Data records
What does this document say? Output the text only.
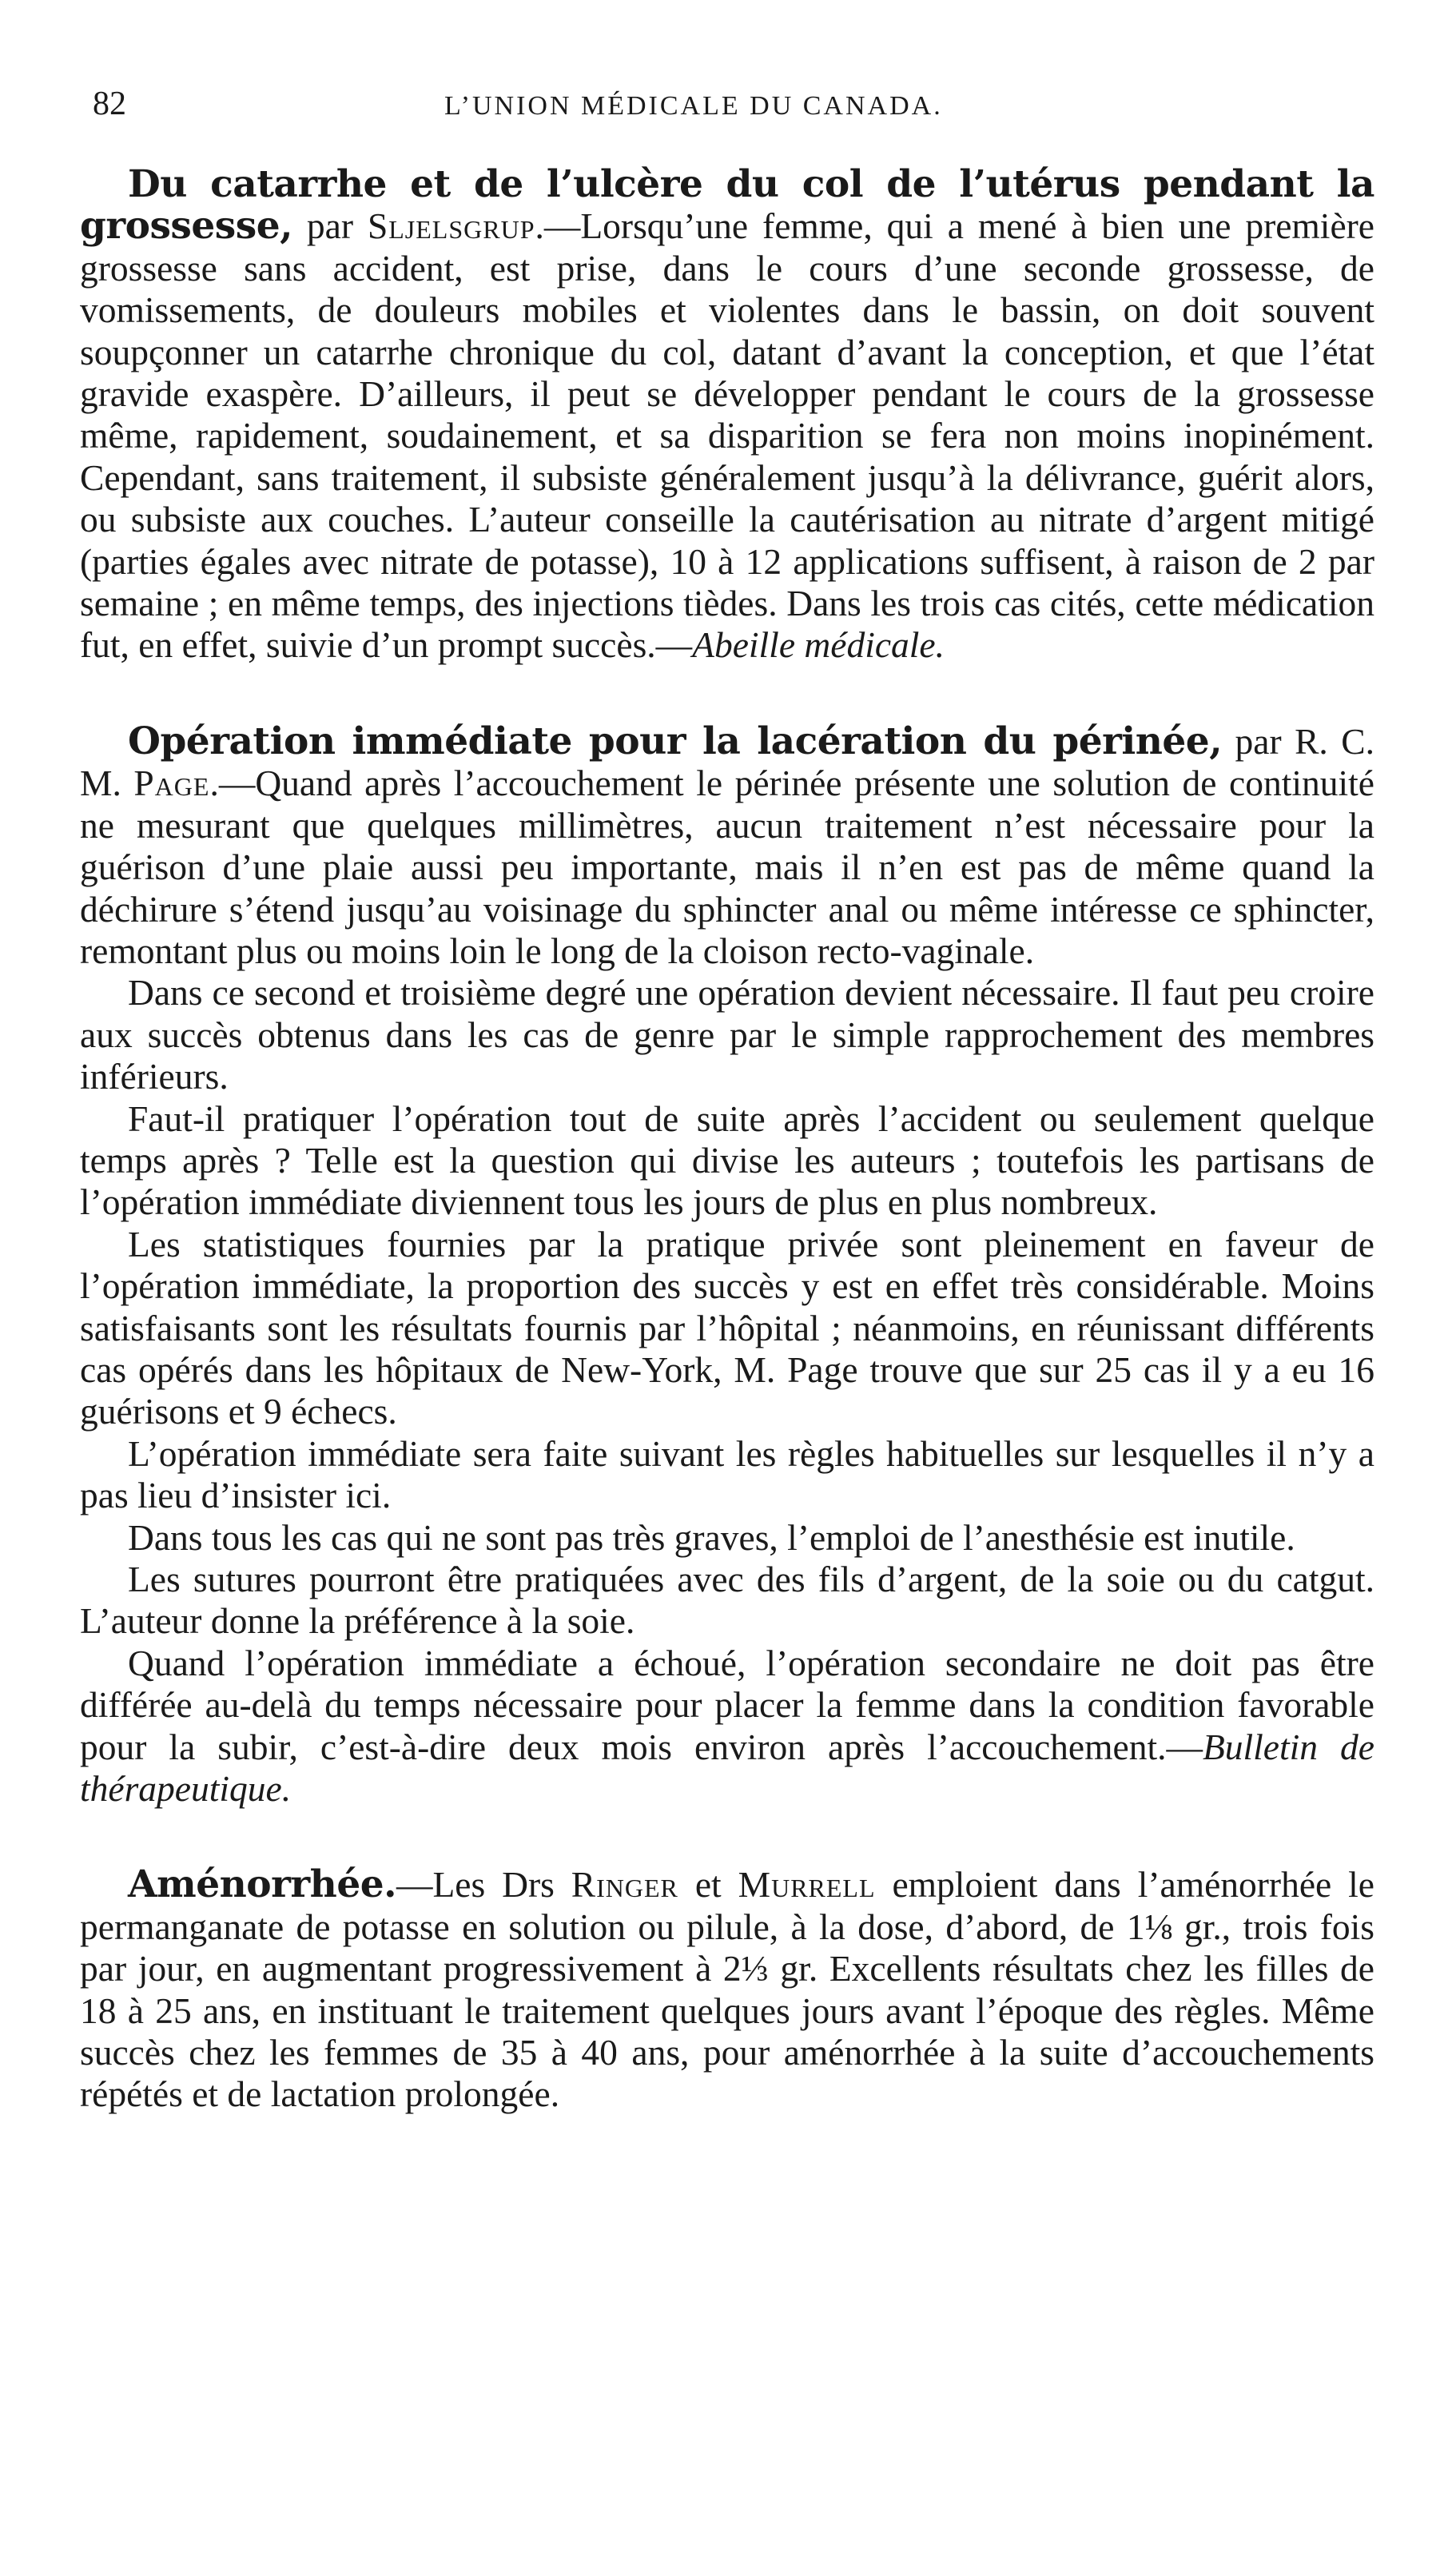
82	L’UNION MÉDICALE DU CANADA.

Du catarrhe et de l’ulcère du col de l’utérus pendant la grossesse, par Sljelsgrup.—Lorsqu’une femme, qui a mené à bien une première grossesse sans accident, est prise, dans le cours d’une seconde grossesse, de vomissements, de douleurs mobiles et violentes dans le bassin, on doit souvent soupçonner un catarrhe chronique du col, datant d’avant la conception, et que l’état gravide exaspère. D’ailleurs, il peut se développer pendant le cours de la grossesse même, rapidement, soudainement, et sa disparition se fera non moins inopinément. Cependant, sans traitement, il subsiste généralement jusqu’à la délivrance, guérit alors, ou subsiste aux couches. L’auteur conseille la cautérisation au nitrate d’argent mitigé (parties égales avec nitrate de potasse), 10 à 12 applications suffisent, à raison de 2 par semaine ; en même temps, des injections tièdes. Dans les trois cas cités, cette médication fut, en effet, suivie d’un prompt succès.—Abeille médicale.

Opération immédiate pour la lacération du périnée, par R. C. M. Page.—Quand après l’accouchement le périnée présente une solution de continuité ne mesurant que quelques millimètres, aucun traitement n’est nécessaire pour la guérison d’une plaie aussi peu importante, mais il n’en est pas de même quand la déchirure s’étend jusqu’au voisinage du sphincter anal ou même intéresse ce sphincter, remontant plus ou moins loin le long de la cloison recto-vaginale.

Dans ce second et troisième degré une opération devient nécessaire. Il faut peu croire aux succès obtenus dans les cas de genre par le simple rapprochement des membres inférieurs.

Faut-il pratiquer l’opération tout de suite après l’accident ou seulement quelque temps après ? Telle est la question qui divise les auteurs ; toutefois les partisans de l’opération immédiate diviennent tous les jours de plus en plus nombreux.

Les statistiques fournies par la pratique privée sont pleinement en faveur de l’opération immédiate, la proportion des succès y est en effet très considérable. Moins satisfaisants sont les résultats fournis par l’hôpital ; néanmoins, en réunissant différents cas opérés dans les hôpitaux de New-York, M. Page trouve que sur 25 cas il y a eu 16 guérisons et 9 échecs.

L’opération immédiate sera faite suivant les règles habituelles sur lesquelles il n’y a pas lieu d’insister ici.

Dans tous les cas qui ne sont pas très graves, l’emploi de l’anesthésie est inutile.

Les sutures pourront être pratiquées avec des fils d’argent, de la soie ou du catgut. L’auteur donne la préférence à la soie.

Quand l’opération immédiate a échoué, l’opération secondaire ne doit pas être différée au-delà du temps nécessaire pour placer la femme dans la condition favorable pour la subir, c’est-à-dire deux mois environ après l’accouchement.—Bulletin de thérapeutique.

Aménorrhée.—Les Drs Ringer et Murrell emploient dans l’aménorrhée le permanganate de potasse en solution ou pilule, à la dose, d’abord, de 1⅛ gr., trois fois par jour, en augmentant progressivement à 2⅓ gr. Excellents résultats chez les filles de 18 à 25 ans, en instituant le traitement quelques jours avant l’époque des règles. Même succès chez les femmes de 35 à 40 ans, pour aménorrhée à la suite d’accouchements répétés et de lactation prolongée.
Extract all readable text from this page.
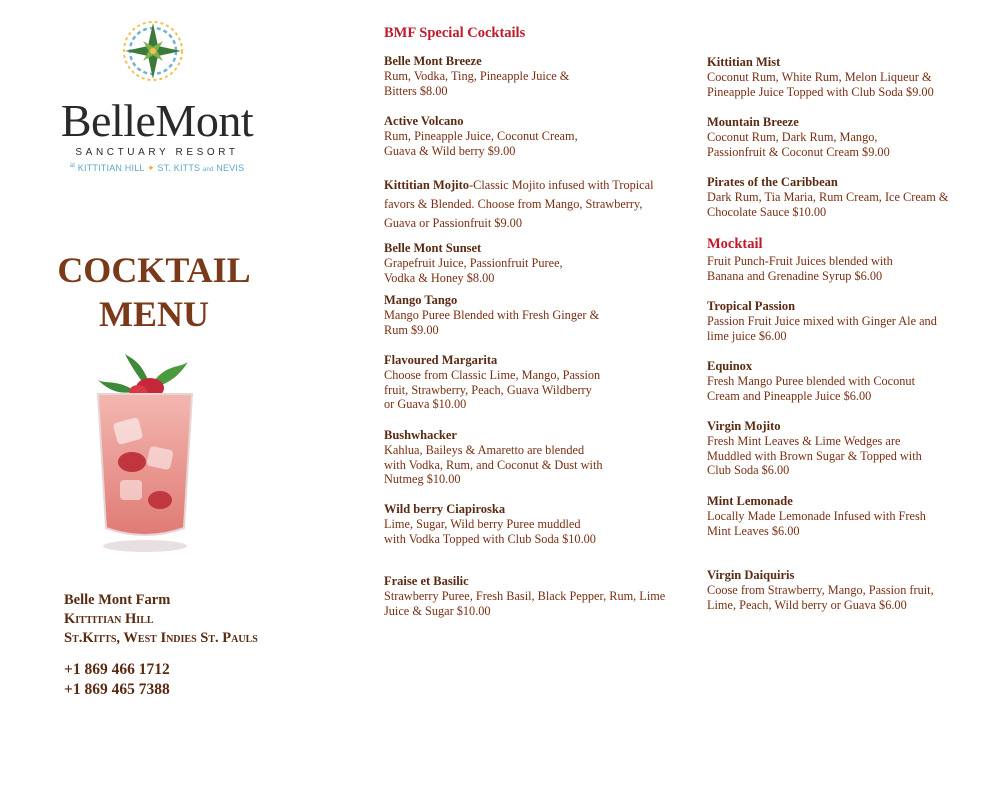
BelleMont
SANCTUARY RESORT
$^{at}$ KITTITIAN HILL ✦ ST. KITTS and NEVIS
COCKTAIL
MENU
Belle Mont Farm
Kittitian Hill
St.Kitts, West Indies St. Pauls
+1 869 466 1712
+1 869 465 7388
BMF Special Cocktails
Belle Mont Breeze
Rum, Vodka, Ting, Pineapple Juice & Bitters $8.00
Active Volcano
Rum, Pineapple Juice, Coconut Cream, Guava & Wild berry $9.00
Kittitian Mojito-Classic Mojito infused with Tropical favors & Blended. Choose from Mango, Strawberry, Guava or Passionfruit $9.00
Belle Mont Sunset
Grapefruit Juice, Passionfruit Puree, Vodka & Honey $8.00
Mango Tango
Mango Puree Blended with Fresh Ginger & Rum $9.00
Flavoured Margarita
Choose from Classic Lime, Mango, Passion fruit, Strawberry, Peach, Guava Wildberry or Guava $10.00
Bushwhacker
Kahlua, Baileys & Amaretto are blended with Vodka, Rum, and Coconut & Dust with Nutmeg $10.00
Wild berry Ciapiroska
Lime, Sugar, Wild berry Puree muddled with Vodka Topped with Club Soda $10.00
Fraise et Basilic
Strawberry Puree, Fresh Basil, Black Pepper, Rum, Lime Juice & Sugar $10.00
Kittitian Mist
Coconut Rum, White Rum, Melon Liqueur & Pineapple Juice Topped with Club Soda $9.00
Mountain Breeze
Coconut Rum, Dark Rum, Mango, Passionfruit & Coconut Cream $9.00
Pirates of the Caribbean
Dark Rum, Tia Maria, Rum Cream, Ice Cream & Chocolate Sauce $10.00
Mocktail
Fruit Punch-Fruit Juices blended with Banana and Grenadine Syrup $6.00
Tropical Passion
Passion Fruit Juice mixed with Ginger Ale and lime juice $6.00
Equinox
Fresh Mango Puree blended with Coconut Cream and Pineapple Juice $6.00
Virgin Mojito
Fresh Mint Leaves & Lime Wedges are Muddled with Brown Sugar & Topped with Club Soda $6.00
Mint Lemonade
Locally Made Lemonade Infused with Fresh Mint Leaves $6.00
Virgin Daiquiris
Coose from Strawberry, Mango, Passion fruit, Lime, Peach, Wild berry or Guava $6.00
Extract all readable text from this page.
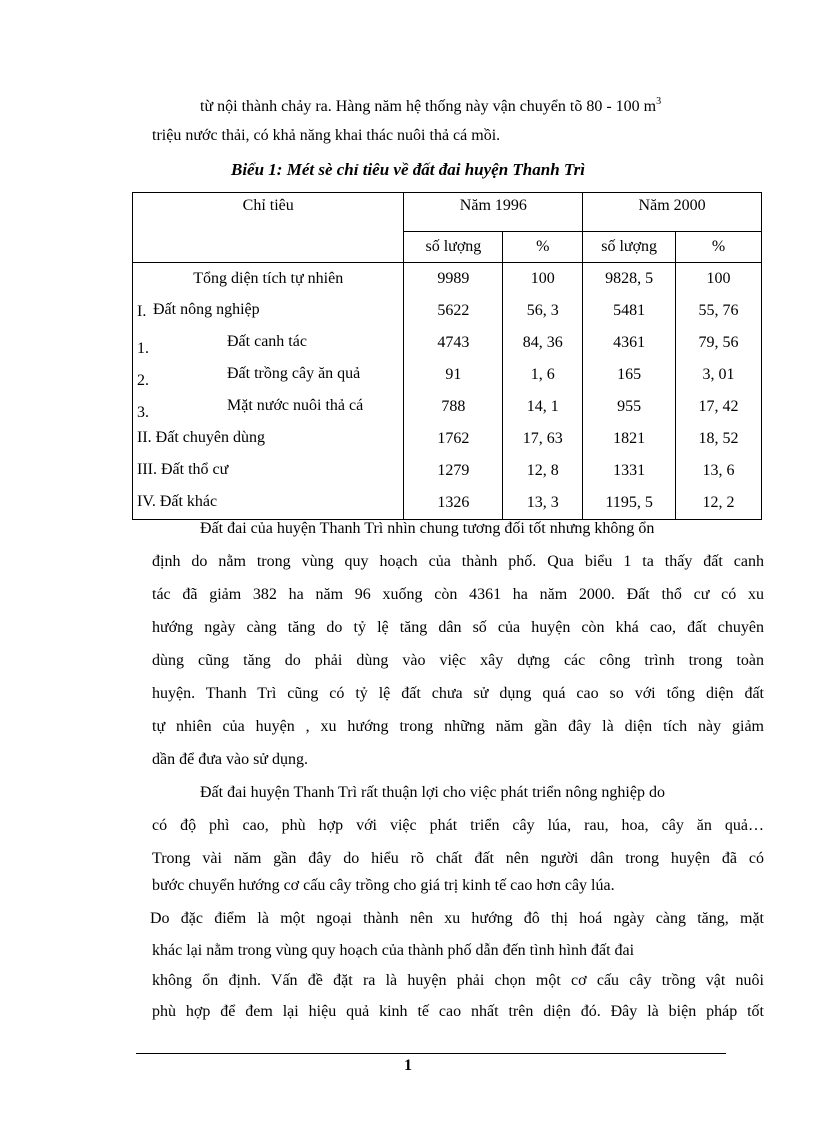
từ nội thành chảy ra. Hàng năm hệ thống này vận chuyển tõ 80 - 100 $m^3$

triệu nước thải, có khả năng khai thác nuôi thả cá mồi.

Biểu 1: Mét sè chỉ tiêu về đất đai huyện Thanh Trì

Chỉ tiêu	Năm 1996		Năm 2000	
	số lượng	%	số lượng	%

Tổng diện tích tự nhiên	9989	100	9828, 5	100

I. Đất nông nghiệp	5622	56, 3	5481	55, 76

1. Đất canh tác	4743	84, 36	4361	79, 56

2. Đất trồng cây ăn quả	91	1, 6	165	3, 01

3. Mặt nước nuôi thả cá	788	14, 1	955	17, 42

II. Đất chuyên dùng	1762	17, 63	1821	18, 52

III. Đất thổ cư	1279	12, 8	1331	13, 6

IV. Đất khác	1326	13, 3	1195, 5	12, 2

Đất đai của huyện Thanh Trì nhìn chung tương đối tốt nhưng không ổn

định do nằm trong vùng quy hoạch của thành phố. Qua biểu 1 ta thấy đất canh

tác đã giảm 382 ha năm 96 xuống còn 4361 ha năm 2000. Đất thổ cư có xu

hướng ngày càng tăng do tỷ lệ tăng dân số của huyện còn khá cao, đất chuyên

dùng cũng tăng do phải dùng vào việc xây dựng các công trình trong toàn

huyện. Thanh Trì cũng có tỷ lệ đất chưa sử dụng quá cao so với tổng diện đất

tự nhiên của huyện , xu hướng trong những năm gần đây là diện tích này giảm

dần để đưa vào sử dụng.

Đất đai huyện Thanh Trì rất thuận lợi cho việc phát triển nông nghiệp do

có độ phì cao, phù hợp với việc phát triển cây lúa, rau, hoa, cây ăn quả…

Trong vài năm gần đây do hiểu rõ chất đất nên người dân trong huyện đã có

bước chuyển hướng cơ cấu cây trồng cho giá trị kinh tế cao hơn cây lúa.

Do đặc điểm là một ngoại thành nên xu hướng đô thị hoá ngày càng tăng, mặt

khác lại nằm trong vùng quy hoạch của thành phố dẫn đến tình hình đất đai

không ổn định. Vấn đề đặt ra là huyện phải chọn một cơ cấu cây trồng vật nuôi

phù hợp để đem lại hiệu quả kinh tế cao nhất trên diện đó. Đây là biện pháp tốt

1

TASK STATEMENT:
Pull out every line of the records above that contains the word "diện".

SOLUTION TO THIS PROBLEM:
Tổng diện tích tự nhiên	9989	100	9828, 5	100
huyện. Thanh Trì cũng có tỷ lệ đất chưa sử dụng quá cao so với tổng diện đất
tự nhiên của huyện , xu hướng trong những năm gần đây là diện tích này giảm
phù hợp để đem lại hiệu quả kinh tế cao nhất trên diện đó. Đây là biện pháp tốt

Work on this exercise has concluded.